◆ Supplied records ◆

------------------------------------

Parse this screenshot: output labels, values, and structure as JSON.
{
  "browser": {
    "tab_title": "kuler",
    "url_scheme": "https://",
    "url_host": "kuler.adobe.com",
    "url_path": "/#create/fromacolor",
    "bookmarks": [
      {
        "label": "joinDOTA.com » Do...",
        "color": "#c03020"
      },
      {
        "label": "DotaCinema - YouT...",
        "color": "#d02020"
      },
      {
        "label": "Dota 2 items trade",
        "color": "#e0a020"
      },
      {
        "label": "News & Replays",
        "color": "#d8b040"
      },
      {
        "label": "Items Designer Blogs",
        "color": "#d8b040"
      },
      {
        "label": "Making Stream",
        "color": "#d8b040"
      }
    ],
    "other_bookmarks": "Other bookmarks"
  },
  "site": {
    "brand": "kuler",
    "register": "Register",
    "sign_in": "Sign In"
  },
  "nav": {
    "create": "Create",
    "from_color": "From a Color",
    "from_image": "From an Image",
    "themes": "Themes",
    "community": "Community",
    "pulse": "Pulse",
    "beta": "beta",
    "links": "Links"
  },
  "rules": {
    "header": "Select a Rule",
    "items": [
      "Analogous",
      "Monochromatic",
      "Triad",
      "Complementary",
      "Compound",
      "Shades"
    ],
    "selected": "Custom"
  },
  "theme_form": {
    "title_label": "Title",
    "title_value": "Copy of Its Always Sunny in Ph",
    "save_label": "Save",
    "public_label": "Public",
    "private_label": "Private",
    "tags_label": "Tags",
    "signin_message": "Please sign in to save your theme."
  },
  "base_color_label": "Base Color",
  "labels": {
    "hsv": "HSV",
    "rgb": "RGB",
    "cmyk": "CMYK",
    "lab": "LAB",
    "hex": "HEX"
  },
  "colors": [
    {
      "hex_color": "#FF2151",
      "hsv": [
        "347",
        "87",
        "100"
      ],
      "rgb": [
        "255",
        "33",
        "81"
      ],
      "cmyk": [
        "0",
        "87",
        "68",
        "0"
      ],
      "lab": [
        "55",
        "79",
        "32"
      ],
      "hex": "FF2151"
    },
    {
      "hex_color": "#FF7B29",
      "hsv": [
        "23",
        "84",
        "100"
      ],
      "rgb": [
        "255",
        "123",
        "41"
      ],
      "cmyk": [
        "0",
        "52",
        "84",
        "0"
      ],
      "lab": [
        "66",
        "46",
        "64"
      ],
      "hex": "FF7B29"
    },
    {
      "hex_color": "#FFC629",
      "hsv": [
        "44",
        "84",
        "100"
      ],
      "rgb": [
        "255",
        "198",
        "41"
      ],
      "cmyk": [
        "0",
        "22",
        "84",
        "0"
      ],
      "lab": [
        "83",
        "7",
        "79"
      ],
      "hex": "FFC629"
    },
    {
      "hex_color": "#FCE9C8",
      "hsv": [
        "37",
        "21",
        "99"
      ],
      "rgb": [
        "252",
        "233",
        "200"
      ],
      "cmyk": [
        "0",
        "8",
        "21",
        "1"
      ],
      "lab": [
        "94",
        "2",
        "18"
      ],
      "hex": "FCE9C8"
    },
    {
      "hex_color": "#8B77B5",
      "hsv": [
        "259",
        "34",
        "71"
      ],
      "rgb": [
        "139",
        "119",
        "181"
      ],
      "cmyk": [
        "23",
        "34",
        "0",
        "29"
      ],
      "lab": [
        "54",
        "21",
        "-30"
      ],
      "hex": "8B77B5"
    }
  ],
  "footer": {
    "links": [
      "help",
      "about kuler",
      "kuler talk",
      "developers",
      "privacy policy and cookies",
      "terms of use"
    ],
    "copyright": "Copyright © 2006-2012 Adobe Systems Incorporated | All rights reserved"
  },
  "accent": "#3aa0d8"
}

------------------------------------

◆ What you are asked to do ◆
Select every line of the material above holding the word "labels" and copy it.

◆ Exercise answer ◆
Parse this screenshot: output labels, values, and structure as JSON.
  "labels": {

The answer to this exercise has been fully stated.